■ **Required work**
Scan the lines below for the word "земной". Copy each line you find it in.

■ **The data**
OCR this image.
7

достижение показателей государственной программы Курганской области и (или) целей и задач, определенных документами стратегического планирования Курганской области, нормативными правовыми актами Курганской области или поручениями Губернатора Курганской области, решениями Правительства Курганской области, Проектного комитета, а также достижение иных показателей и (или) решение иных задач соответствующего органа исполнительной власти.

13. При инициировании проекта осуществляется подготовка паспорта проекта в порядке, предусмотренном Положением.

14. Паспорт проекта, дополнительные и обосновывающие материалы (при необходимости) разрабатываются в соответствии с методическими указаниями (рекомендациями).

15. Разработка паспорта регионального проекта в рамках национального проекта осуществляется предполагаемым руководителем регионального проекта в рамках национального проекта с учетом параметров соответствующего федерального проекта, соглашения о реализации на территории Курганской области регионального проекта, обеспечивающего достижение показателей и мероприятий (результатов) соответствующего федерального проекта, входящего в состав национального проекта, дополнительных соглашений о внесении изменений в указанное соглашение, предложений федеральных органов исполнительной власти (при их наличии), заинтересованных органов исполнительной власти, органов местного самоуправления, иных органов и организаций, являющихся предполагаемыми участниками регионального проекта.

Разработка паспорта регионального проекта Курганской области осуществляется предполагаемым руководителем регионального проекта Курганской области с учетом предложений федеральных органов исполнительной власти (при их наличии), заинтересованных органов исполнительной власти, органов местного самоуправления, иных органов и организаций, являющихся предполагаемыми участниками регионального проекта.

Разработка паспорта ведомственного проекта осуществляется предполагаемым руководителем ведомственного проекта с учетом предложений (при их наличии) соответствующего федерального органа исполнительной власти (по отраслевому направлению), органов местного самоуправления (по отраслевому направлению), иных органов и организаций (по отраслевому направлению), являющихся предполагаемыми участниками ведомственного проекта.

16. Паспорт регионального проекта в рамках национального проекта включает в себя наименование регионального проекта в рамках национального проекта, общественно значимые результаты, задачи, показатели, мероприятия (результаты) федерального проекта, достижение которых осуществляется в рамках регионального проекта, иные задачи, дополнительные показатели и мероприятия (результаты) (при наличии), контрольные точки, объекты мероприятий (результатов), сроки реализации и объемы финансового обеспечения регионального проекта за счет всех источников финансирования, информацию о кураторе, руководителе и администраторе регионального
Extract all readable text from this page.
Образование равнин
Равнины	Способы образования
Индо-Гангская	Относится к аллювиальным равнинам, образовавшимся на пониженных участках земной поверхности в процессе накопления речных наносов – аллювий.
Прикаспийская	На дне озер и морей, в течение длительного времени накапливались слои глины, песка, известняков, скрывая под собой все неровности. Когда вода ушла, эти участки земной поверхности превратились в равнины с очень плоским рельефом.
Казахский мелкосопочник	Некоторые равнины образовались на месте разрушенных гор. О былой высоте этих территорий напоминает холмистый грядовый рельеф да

■ **Worked answer**
Индо-Гангская	Относится к аллювиальным равнинам, образовавшимся на пониженных участках земной поверхности в процессе накопления речных наносов – аллювий.
Прикаспийская	На дне озер и морей, в течение длительного времени накапливались слои глины, песка, известняков, скрывая под собой все неровности. Когда вода ушла, эти участки земной поверхности превратились в равнины с очень плоским рельефом.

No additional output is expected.